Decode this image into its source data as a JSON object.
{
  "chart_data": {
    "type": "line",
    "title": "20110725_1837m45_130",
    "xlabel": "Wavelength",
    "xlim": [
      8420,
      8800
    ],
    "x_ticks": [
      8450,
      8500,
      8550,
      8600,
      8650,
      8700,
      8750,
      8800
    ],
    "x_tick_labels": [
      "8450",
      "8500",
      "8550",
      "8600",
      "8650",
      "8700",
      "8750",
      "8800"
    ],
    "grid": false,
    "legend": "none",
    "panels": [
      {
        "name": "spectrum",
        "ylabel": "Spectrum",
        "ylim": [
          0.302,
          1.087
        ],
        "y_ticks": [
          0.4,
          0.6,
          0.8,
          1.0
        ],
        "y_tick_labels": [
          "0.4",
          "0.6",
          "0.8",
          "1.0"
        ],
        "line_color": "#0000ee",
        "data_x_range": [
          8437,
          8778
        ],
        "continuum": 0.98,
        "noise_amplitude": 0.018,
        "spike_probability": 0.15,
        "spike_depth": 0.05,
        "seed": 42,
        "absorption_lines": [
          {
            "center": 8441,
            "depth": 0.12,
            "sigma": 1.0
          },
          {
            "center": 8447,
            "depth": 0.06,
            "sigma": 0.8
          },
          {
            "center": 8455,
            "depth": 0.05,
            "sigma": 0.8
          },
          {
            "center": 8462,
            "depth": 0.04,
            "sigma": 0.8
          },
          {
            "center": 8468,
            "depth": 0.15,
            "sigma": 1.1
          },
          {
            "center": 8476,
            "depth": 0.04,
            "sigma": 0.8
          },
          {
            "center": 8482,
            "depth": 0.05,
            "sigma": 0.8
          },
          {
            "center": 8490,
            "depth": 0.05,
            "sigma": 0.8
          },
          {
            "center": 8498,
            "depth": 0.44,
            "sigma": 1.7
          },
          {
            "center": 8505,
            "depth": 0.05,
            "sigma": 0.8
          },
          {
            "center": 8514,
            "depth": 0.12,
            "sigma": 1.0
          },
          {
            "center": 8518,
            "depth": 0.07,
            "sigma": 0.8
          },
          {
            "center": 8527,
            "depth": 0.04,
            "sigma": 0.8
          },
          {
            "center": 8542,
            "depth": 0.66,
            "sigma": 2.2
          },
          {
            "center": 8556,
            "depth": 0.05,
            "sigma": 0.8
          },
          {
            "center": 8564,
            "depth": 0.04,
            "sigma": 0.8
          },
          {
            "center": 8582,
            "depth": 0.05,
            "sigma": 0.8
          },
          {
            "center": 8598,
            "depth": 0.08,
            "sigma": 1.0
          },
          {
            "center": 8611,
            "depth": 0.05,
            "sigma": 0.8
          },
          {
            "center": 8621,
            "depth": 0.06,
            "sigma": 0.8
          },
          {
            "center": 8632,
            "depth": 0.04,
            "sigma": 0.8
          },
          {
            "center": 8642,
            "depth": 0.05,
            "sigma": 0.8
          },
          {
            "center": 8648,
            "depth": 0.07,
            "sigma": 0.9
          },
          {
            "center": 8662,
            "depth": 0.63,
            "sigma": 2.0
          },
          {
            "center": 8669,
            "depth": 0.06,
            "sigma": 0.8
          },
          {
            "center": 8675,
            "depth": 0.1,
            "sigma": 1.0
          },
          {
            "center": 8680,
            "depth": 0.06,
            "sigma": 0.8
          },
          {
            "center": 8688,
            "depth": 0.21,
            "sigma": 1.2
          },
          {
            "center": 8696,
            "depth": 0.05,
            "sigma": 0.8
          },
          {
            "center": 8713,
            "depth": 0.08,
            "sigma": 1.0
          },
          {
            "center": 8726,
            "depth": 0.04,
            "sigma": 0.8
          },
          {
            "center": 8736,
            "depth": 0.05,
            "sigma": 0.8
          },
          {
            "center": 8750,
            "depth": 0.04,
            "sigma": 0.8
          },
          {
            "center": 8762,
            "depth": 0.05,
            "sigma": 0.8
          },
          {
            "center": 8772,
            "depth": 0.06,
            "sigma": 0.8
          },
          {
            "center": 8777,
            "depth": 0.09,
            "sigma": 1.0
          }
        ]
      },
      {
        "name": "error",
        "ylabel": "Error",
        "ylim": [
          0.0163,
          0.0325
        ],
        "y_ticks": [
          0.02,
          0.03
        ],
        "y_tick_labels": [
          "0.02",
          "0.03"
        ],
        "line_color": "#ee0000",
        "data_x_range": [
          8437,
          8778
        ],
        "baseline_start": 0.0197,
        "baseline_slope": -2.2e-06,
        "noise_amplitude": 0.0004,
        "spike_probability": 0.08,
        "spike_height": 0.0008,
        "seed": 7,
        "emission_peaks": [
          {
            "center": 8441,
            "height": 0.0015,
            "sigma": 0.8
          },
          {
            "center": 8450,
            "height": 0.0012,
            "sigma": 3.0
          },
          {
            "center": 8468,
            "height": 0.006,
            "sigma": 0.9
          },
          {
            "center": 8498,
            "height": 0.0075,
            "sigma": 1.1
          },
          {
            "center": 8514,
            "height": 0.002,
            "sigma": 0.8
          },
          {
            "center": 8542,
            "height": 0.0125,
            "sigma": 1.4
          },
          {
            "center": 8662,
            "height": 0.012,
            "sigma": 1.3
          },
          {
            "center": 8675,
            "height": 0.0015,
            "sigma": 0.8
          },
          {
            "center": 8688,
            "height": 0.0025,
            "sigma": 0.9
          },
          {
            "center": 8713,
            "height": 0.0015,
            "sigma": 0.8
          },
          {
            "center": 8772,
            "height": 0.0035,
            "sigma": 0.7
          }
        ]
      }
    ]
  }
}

***

GIVEN PROBLEM :: Output each record exactly, leaving nothing out.

TASK OUTPUT ::
Decode this image into its source data as a JSON object.
{
  "chart_data": {
    "type": "line",
    "title": "20110725_1837m45_130",
    "xlabel": "Wavelength",
    "xlim": [
      8420,
      8800
    ],
    "x_ticks": [
      8450,
      8500,
      8550,
      8600,
      8650,
      8700,
      8750,
      8800
    ],
    "x_tick_labels": [
      "8450",
      "8500",
      "8550",
      "8600",
      "8650",
      "8700",
      "8750",
      "8800"
    ],
    "grid": false,
    "legend": "none",
    "panels": [
      {
        "name": "spectrum",
        "ylabel": "Spectrum",
        "ylim": [
          0.302,
          1.087
        ],
        "y_ticks": [
          0.4,
          0.6,
          0.8,
          1.0
        ],
        "y_tick_labels": [
          "0.4",
          "0.6",
          "0.8",
          "1.0"
        ],
        "line_color": "#0000ee",
        "data_x_range": [
          8437,
          8778
        ],
        "continuum": 0.98,
        "noise_amplitude": 0.018,
        "spike_probability": 0.15,
        "spike_depth": 0.05,
        "seed": 42,
        "absorption_lines": [
          {
            "center": 8441,
            "depth": 0.12,
            "sigma": 1.0
          },
          {
            "center": 8447,
            "depth": 0.06,
            "sigma": 0.8
          },
          {
            "center": 8455,
            "depth": 0.05,
            "sigma": 0.8
          },
          {
            "center": 8462,
            "depth": 0.04,
            "sigma": 0.8
          },
          {
            "center": 8468,
            "depth": 0.15,
            "sigma": 1.1
          },
          {
            "center": 8476,
            "depth": 0.04,
            "sigma": 0.8
          },
          {
            "center": 8482,
            "depth": 0.05,
            "sigma": 0.8
          },
          {
            "center": 8490,
            "depth": 0.05,
            "sigma": 0.8
          },
          {
            "center": 8498,
            "depth": 0.44,
            "sigma": 1.7
          },
          {
            "center": 8505,
            "depth": 0.05,
            "sigma": 0.8
          },
          {
            "center": 8514,
            "depth": 0.12,
            "sigma": 1.0
          },
          {
            "center": 8518,
            "depth": 0.07,
            "sigma": 0.8
          },
          {
            "center": 8527,
            "depth": 0.04,
            "sigma": 0.8
          },
          {
            "center": 8542,
            "depth": 0.66,
            "sigma": 2.2
          },
          {
            "center": 8556,
            "depth": 0.05,
            "sigma": 0.8
          },
          {
            "center": 8564,
            "depth": 0.04,
            "sigma": 0.8
          },
          {
            "center": 8582,
            "depth": 0.05,
            "sigma": 0.8
          },
          {
            "center": 8598,
            "depth": 0.08,
            "sigma": 1.0
          },
          {
            "center": 8611,
            "depth": 0.05,
            "sigma": 0.8
          },
          {
            "center": 8621,
            "depth": 0.06,
            "sigma": 0.8
          },
          {
            "center": 8632,
            "depth": 0.04,
            "sigma": 0.8
          },
          {
            "center": 8642,
            "depth": 0.05,
            "sigma": 0.8
          },
          {
            "center": 8648,
            "depth": 0.07,
            "sigma": 0.9
          },
          {
            "center": 8662,
            "depth": 0.63,
            "sigma": 2.0
          },
          {
            "center": 8669,
            "depth": 0.06,
            "sigma": 0.8
          },
          {
            "center": 8675,
            "depth": 0.1,
            "sigma": 1.0
          },
          {
            "center": 8680,
            "depth": 0.06,
            "sigma": 0.8
          },
          {
            "center": 8688,
            "depth": 0.21,
            "sigma": 1.2
          },
          {
            "center": 8696,
            "depth": 0.05,
            "sigma": 0.8
          },
          {
            "center": 8713,
            "depth": 0.08,
            "sigma": 1.0
          },
          {
            "center": 8726,
            "depth": 0.04,
            "sigma": 0.8
          },
          {
            "center": 8736,
            "depth": 0.05,
            "sigma": 0.8
          },
          {
            "center": 8750,
            "depth": 0.04,
            "sigma": 0.8
          },
          {
            "center": 8762,
            "depth": 0.05,
            "sigma": 0.8
          },
          {
            "center": 8772,
            "depth": 0.06,
            "sigma": 0.8
          },
          {
            "center": 8777,
            "depth": 0.09,
            "sigma": 1.0
          }
        ]
      },
      {
        "name": "error",
        "ylabel": "Error",
        "ylim": [
          0.0163,
          0.0325
        ],
        "y_ticks": [
          0.02,
          0.03
        ],
        "y_tick_labels": [
          "0.02",
          "0.03"
        ],
        "line_color": "#ee0000",
        "data_x_range": [
          8437,
          8778
        ],
        "baseline_start": 0.0197,
        "baseline_slope": -2.2e-06,
        "noise_amplitude": 0.0004,
        "spike_probability": 0.08,
        "spike_height": 0.0008,
        "seed": 7,
        "emission_peaks": [
          {
            "center": 8441,
            "height": 0.0015,
            "sigma": 0.8
          },
          {
            "center": 8450,
            "height": 0.0012,
            "sigma": 3.0
          },
          {
            "center": 8468,
            "height": 0.006,
            "sigma": 0.9
          },
          {
            "center": 8498,
            "height": 0.0075,
            "sigma": 1.1
          },
          {
            "center": 8514,
            "height": 0.002,
            "sigma": 0.8
          },
          {
            "center": 8542,
            "height": 0.0125,
            "sigma": 1.4
          },
          {
            "center": 8662,
            "height": 0.012,
            "sigma": 1.3
          },
          {
            "center": 8675,
            "height": 0.0015,
            "sigma": 0.8
          },
          {
            "center": 8688,
            "height": 0.0025,
            "sigma": 0.9
          },
          {
            "center": 8713,
            "height": 0.0015,
            "sigma": 0.8
          },
          {
            "center": 8772,
            "height": 0.0035,
            "sigma": 0.7
          }
        ]
      }
    ]
  }
}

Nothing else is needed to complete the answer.